DIRECTIONS
Update the data below by replacing every "legend-swatch" with "legend-key" and leaving everything else unchanged.

>> begin PROVIDED ENTRIES

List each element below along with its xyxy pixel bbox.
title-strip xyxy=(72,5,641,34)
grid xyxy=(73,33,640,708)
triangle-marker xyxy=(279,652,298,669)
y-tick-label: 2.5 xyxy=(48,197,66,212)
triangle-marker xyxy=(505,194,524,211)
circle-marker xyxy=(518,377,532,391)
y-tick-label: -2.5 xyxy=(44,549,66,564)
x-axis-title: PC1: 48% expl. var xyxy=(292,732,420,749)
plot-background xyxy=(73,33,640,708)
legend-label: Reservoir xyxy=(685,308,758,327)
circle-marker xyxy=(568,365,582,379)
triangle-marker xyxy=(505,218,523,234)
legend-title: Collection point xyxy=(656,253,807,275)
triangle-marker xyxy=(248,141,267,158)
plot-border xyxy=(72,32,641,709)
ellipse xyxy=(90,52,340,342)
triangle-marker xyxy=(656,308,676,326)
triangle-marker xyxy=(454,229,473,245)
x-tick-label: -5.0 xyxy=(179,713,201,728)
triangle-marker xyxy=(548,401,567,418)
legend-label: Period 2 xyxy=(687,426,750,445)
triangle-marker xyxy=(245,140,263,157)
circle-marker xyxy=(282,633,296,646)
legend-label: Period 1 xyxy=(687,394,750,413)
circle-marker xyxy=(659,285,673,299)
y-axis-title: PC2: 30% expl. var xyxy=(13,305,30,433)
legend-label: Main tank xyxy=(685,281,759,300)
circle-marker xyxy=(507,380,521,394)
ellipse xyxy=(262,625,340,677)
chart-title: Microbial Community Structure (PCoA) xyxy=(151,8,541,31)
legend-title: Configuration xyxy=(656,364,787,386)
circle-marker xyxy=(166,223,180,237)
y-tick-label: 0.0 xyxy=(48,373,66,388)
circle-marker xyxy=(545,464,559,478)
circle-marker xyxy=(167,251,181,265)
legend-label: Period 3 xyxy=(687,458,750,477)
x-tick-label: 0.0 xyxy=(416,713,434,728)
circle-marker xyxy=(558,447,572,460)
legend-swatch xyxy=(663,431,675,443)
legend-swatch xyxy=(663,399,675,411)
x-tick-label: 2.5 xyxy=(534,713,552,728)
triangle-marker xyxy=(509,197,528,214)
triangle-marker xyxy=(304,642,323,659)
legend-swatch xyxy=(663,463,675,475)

>> end PROVIDED ENTRIES

COMPLETED TASK
List each element below along with its xyxy pixel bbox.
title-strip xyxy=(72,5,641,34)
grid xyxy=(73,33,640,708)
triangle-marker xyxy=(279,652,298,669)
y-tick-label: 2.5 xyxy=(48,197,66,212)
triangle-marker xyxy=(505,194,524,211)
circle-marker xyxy=(518,377,532,391)
y-tick-label: -2.5 xyxy=(44,549,66,564)
x-axis-title: PC1: 48% expl. var xyxy=(292,732,420,749)
plot-background xyxy=(73,33,640,708)
legend-label: Reservoir xyxy=(685,308,758,327)
circle-marker xyxy=(568,365,582,379)
triangle-marker xyxy=(505,218,523,234)
legend-title: Collection point xyxy=(656,253,807,275)
triangle-marker xyxy=(248,141,267,158)
plot-border xyxy=(72,32,641,709)
ellipse xyxy=(90,52,340,342)
triangle-marker xyxy=(656,308,676,326)
triangle-marker xyxy=(454,229,473,245)
x-tick-label: -5.0 xyxy=(179,713,201,728)
triangle-marker xyxy=(548,401,567,418)
legend-label: Period 2 xyxy=(687,426,750,445)
triangle-marker xyxy=(245,140,263,157)
circle-marker xyxy=(282,633,296,646)
legend-label: Period 1 xyxy=(687,394,750,413)
circle-marker xyxy=(659,285,673,299)
y-axis-title: PC2: 30% expl. var xyxy=(13,305,30,433)
legend-label: Main tank xyxy=(685,281,759,300)
circle-marker xyxy=(507,380,521,394)
ellipse xyxy=(262,625,340,677)
chart-title: Microbial Community Structure (PCoA) xyxy=(151,8,541,31)
legend-title: Configuration xyxy=(656,364,787,386)
circle-marker xyxy=(166,223,180,237)
y-tick-label: 0.0 xyxy=(48,373,66,388)
circle-marker xyxy=(545,464,559,478)
circle-marker xyxy=(167,251,181,265)
legend-label: Period 3 xyxy=(687,458,750,477)
x-tick-label: 0.0 xyxy=(416,713,434,728)
circle-marker xyxy=(558,447,572,460)
legend-key xyxy=(663,431,675,443)
legend-key xyxy=(663,399,675,411)
x-tick-label: 2.5 xyxy=(534,713,552,728)
triangle-marker xyxy=(509,197,528,214)
triangle-marker xyxy=(304,642,323,659)
legend-key xyxy=(663,463,675,475)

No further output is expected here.